--- begin Records supplied ---

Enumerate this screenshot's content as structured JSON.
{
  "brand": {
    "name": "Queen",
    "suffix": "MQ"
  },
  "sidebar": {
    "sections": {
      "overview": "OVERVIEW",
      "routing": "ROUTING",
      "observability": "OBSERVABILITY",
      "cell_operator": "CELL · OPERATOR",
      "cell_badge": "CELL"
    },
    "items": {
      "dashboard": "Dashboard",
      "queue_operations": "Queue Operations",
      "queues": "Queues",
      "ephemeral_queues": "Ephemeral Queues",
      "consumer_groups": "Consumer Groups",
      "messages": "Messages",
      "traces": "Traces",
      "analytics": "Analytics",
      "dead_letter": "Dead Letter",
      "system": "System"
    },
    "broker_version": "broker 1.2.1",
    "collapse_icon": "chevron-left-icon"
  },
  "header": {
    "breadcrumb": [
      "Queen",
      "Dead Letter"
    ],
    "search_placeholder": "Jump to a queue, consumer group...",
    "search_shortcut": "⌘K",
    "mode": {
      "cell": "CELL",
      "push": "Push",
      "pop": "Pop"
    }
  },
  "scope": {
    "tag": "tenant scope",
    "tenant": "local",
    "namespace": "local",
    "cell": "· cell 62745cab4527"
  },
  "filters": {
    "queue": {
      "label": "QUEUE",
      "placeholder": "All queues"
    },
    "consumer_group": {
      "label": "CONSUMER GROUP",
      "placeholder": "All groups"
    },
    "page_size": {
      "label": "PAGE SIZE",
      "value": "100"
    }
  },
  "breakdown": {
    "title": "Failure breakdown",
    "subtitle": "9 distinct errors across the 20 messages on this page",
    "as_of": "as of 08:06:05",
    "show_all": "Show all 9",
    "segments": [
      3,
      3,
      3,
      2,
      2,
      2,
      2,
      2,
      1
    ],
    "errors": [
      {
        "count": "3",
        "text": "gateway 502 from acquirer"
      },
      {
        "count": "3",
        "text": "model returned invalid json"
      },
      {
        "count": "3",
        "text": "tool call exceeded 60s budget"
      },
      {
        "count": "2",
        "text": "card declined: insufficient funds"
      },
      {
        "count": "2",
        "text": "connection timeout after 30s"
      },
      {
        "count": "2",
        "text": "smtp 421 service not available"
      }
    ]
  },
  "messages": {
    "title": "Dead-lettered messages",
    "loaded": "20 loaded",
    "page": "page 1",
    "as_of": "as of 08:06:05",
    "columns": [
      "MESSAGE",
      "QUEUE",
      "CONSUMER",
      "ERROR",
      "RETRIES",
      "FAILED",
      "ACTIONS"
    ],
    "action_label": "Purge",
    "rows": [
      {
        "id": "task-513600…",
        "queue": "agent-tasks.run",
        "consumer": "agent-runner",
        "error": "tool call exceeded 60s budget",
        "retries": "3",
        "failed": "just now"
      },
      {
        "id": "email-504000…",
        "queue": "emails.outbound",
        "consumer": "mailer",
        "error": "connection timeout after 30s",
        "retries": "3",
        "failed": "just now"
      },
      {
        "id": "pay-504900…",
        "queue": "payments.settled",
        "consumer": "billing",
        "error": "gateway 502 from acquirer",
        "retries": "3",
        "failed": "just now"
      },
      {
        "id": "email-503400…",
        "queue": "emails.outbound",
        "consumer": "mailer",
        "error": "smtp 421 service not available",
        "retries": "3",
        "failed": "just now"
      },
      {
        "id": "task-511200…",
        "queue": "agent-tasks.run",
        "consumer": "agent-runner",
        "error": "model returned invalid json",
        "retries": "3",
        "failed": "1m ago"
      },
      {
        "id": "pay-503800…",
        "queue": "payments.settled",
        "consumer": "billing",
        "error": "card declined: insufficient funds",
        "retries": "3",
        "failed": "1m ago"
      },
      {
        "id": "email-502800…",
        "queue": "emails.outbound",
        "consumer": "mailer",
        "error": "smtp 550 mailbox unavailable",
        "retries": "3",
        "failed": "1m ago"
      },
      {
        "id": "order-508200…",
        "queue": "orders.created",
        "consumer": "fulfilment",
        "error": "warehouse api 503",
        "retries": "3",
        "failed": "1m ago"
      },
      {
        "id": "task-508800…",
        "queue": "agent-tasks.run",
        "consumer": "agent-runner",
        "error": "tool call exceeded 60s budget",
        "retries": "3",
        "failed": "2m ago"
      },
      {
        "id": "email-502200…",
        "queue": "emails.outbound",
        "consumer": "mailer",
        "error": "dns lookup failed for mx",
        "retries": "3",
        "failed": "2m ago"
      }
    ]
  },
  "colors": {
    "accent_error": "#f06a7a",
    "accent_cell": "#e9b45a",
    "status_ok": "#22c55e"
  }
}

--- end Records supplied ---

Recite the full listing above exactly.

*Problem solution:*
Enumerate this screenshot's content as structured JSON.
{
  "brand": {
    "name": "Queen",
    "suffix": "MQ"
  },
  "sidebar": {
    "sections": {
      "overview": "OVERVIEW",
      "routing": "ROUTING",
      "observability": "OBSERVABILITY",
      "cell_operator": "CELL · OPERATOR",
      "cell_badge": "CELL"
    },
    "items": {
      "dashboard": "Dashboard",
      "queue_operations": "Queue Operations",
      "queues": "Queues",
      "ephemeral_queues": "Ephemeral Queues",
      "consumer_groups": "Consumer Groups",
      "messages": "Messages",
      "traces": "Traces",
      "analytics": "Analytics",
      "dead_letter": "Dead Letter",
      "system": "System"
    },
    "broker_version": "broker 1.2.1",
    "collapse_icon": "chevron-left-icon"
  },
  "header": {
    "breadcrumb": [
      "Queen",
      "Dead Letter"
    ],
    "search_placeholder": "Jump to a queue, consumer group...",
    "search_shortcut": "⌘K",
    "mode": {
      "cell": "CELL",
      "push": "Push",
      "pop": "Pop"
    }
  },
  "scope": {
    "tag": "tenant scope",
    "tenant": "local",
    "namespace": "local",
    "cell": "· cell 62745cab4527"
  },
  "filters": {
    "queue": {
      "label": "QUEUE",
      "placeholder": "All queues"
    },
    "consumer_group": {
      "label": "CONSUMER GROUP",
      "placeholder": "All groups"
    },
    "page_size": {
      "label": "PAGE SIZE",
      "value": "100"
    }
  },
  "breakdown": {
    "title": "Failure breakdown",
    "subtitle": "9 distinct errors across the 20 messages on this page",
    "as_of": "as of 08:06:05",
    "show_all": "Show all 9",
    "segments": [
      3,
      3,
      3,
      2,
      2,
      2,
      2,
      2,
      1
    ],
    "errors": [
      {
        "count": "3",
        "text": "gateway 502 from acquirer"
      },
      {
        "count": "3",
        "text": "model returned invalid json"
      },
      {
        "count": "3",
        "text": "tool call exceeded 60s budget"
      },
      {
        "count": "2",
        "text": "card declined: insufficient funds"
      },
      {
        "count": "2",
        "text": "connection timeout after 30s"
      },
      {
        "count": "2",
        "text": "smtp 421 service not available"
      }
    ]
  },
  "messages": {
    "title": "Dead-lettered messages",
    "loaded": "20 loaded",
    "page": "page 1",
    "as_of": "as of 08:06:05",
    "columns": [
      "MESSAGE",
      "QUEUE",
      "CONSUMER",
      "ERROR",
      "RETRIES",
      "FAILED",
      "ACTIONS"
    ],
    "action_label": "Purge",
    "rows": [
      {
        "id": "task-513600…",
        "queue": "agent-tasks.run",
        "consumer": "agent-runner",
        "error": "tool call exceeded 60s budget",
        "retries": "3",
        "failed": "just now"
      },
      {
        "id": "email-504000…",
        "queue": "emails.outbound",
        "consumer": "mailer",
        "error": "connection timeout after 30s",
        "retries": "3",
        "failed": "just now"
      },
      {
        "id": "pay-504900…",
        "queue": "payments.settled",
        "consumer": "billing",
        "error": "gateway 502 from acquirer",
        "retries": "3",
        "failed": "just now"
      },
      {
        "id": "email-503400…",
        "queue": "emails.outbound",
        "consumer": "mailer",
        "error": "smtp 421 service not available",
        "retries": "3",
        "failed": "just now"
      },
      {
        "id": "task-511200…",
        "queue": "agent-tasks.run",
        "consumer": "agent-runner",
        "error": "model returned invalid json",
        "retries": "3",
        "failed": "1m ago"
      },
      {
        "id": "pay-503800…",
        "queue": "payments.settled",
        "consumer": "billing",
        "error": "card declined: insufficient funds",
        "retries": "3",
        "failed": "1m ago"
      },
      {
        "id": "email-502800…",
        "queue": "emails.outbound",
        "consumer": "mailer",
        "error": "smtp 550 mailbox unavailable",
        "retries": "3",
        "failed": "1m ago"
      },
      {
        "id": "order-508200…",
        "queue": "orders.created",
        "consumer": "fulfilment",
        "error": "warehouse api 503",
        "retries": "3",
        "failed": "1m ago"
      },
      {
        "id": "task-508800…",
        "queue": "agent-tasks.run",
        "consumer": "agent-runner",
        "error": "tool call exceeded 60s budget",
        "retries": "3",
        "failed": "2m ago"
      },
      {
        "id": "email-502200…",
        "queue": "emails.outbound",
        "consumer": "mailer",
        "error": "dns lookup failed for mx",
        "retries": "3",
        "failed": "2m ago"
      }
    ]
  },
  "colors": {
    "accent_error": "#f06a7a",
    "accent_cell": "#e9b45a",
    "status_ok": "#22c55e"
  }
}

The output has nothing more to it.